++++ Data records ++++

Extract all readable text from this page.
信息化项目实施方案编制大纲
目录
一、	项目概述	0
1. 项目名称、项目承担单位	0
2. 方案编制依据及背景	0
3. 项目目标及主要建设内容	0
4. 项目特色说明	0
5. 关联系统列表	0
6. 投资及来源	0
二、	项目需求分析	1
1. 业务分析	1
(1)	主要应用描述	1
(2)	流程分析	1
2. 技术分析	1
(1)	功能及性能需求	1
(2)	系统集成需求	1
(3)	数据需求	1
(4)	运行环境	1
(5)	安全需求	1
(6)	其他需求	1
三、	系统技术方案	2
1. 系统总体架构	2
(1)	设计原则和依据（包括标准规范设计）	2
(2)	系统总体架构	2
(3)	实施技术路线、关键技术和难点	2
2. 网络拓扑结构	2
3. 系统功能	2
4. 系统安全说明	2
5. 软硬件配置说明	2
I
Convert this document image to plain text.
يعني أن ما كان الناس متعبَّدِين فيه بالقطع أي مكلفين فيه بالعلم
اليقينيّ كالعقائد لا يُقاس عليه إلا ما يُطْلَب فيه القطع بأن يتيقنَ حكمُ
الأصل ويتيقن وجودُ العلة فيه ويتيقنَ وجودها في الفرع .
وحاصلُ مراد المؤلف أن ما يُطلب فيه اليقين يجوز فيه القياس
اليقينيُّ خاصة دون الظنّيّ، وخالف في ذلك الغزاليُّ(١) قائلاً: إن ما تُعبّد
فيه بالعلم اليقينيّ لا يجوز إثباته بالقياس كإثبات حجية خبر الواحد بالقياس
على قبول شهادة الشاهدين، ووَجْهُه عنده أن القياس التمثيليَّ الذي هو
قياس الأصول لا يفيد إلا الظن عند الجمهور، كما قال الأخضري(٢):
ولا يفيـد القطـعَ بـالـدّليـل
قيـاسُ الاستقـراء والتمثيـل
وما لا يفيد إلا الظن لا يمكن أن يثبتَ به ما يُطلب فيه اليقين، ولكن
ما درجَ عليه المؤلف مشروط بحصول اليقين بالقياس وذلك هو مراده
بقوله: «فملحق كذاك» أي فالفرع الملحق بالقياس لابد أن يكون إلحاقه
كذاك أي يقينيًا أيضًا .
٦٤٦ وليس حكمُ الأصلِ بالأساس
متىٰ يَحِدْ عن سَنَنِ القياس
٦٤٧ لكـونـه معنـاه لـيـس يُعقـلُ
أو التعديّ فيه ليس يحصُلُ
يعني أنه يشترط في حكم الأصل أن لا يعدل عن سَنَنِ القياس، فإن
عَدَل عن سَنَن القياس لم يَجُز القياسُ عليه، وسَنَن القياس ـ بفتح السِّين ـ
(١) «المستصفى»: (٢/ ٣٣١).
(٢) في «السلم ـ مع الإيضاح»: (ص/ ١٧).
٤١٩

++++

What the exercise asks: Copy out all of the data exactly, leaving nothing out.

Right answer:
Extract all readable text from this page.
信息化项目实施方案编制大纲
目录
一、	项目概述	0
1. 项目名称、项目承担单位	0
2. 方案编制依据及背景	0
3. 项目目标及主要建设内容	0
4. 项目特色说明	0
5. 关联系统列表	0
6. 投资及来源	0
二、	项目需求分析	1
1. 业务分析	1
(1)	主要应用描述	1
(2)	流程分析	1
2. 技术分析	1
(1)	功能及性能需求	1
(2)	系统集成需求	1
(3)	数据需求	1
(4)	运行环境	1
(5)	安全需求	1
(6)	其他需求	1
三、	系统技术方案	2
1. 系统总体架构	2
(1)	设计原则和依据（包括标准规范设计）	2
(2)	系统总体架构	2
(3)	实施技术路线、关键技术和难点	2
2. 网络拓扑结构	2
3. 系统功能	2
4. 系统安全说明	2
5. 软硬件配置说明	2
I
Convert this document image to plain text.
يعني أن ما كان الناس متعبَّدِين فيه بالقطع أي مكلفين فيه بالعلم
اليقينيّ كالعقائد لا يُقاس عليه إلا ما يُطْلَب فيه القطع بأن يتيقنَ حكمُ
الأصل ويتيقن وجودُ العلة فيه ويتيقنَ وجودها في الفرع .
وحاصلُ مراد المؤلف أن ما يُطلب فيه اليقين يجوز فيه القياس
اليقينيُّ خاصة دون الظنّيّ، وخالف في ذلك الغزاليُّ(١) قائلاً: إن ما تُعبّد
فيه بالعلم اليقينيّ لا يجوز إثباته بالقياس كإثبات حجية خبر الواحد بالقياس
على قبول شهادة الشاهدين، ووَجْهُه عنده أن القياس التمثيليَّ الذي هو
قياس الأصول لا يفيد إلا الظن عند الجمهور، كما قال الأخضري(٢):
ولا يفيـد القطـعَ بـالـدّليـل
قيـاسُ الاستقـراء والتمثيـل
وما لا يفيد إلا الظن لا يمكن أن يثبتَ به ما يُطلب فيه اليقين، ولكن
ما درجَ عليه المؤلف مشروط بحصول اليقين بالقياس وذلك هو مراده
بقوله: «فملحق كذاك» أي فالفرع الملحق بالقياس لابد أن يكون إلحاقه
كذاك أي يقينيًا أيضًا .
٦٤٦ وليس حكمُ الأصلِ بالأساس
متىٰ يَحِدْ عن سَنَنِ القياس
٦٤٧ لكـونـه معنـاه لـيـس يُعقـلُ
أو التعديّ فيه ليس يحصُلُ
يعني أنه يشترط في حكم الأصل أن لا يعدل عن سَنَنِ القياس، فإن
عَدَل عن سَنَن القياس لم يَجُز القياسُ عليه، وسَنَن القياس ـ بفتح السِّين ـ
(١) «المستصفى»: (٢/ ٣٣١).
(٢) في «السلم ـ مع الإيضاح»: (ص/ ١٧).
٤١٩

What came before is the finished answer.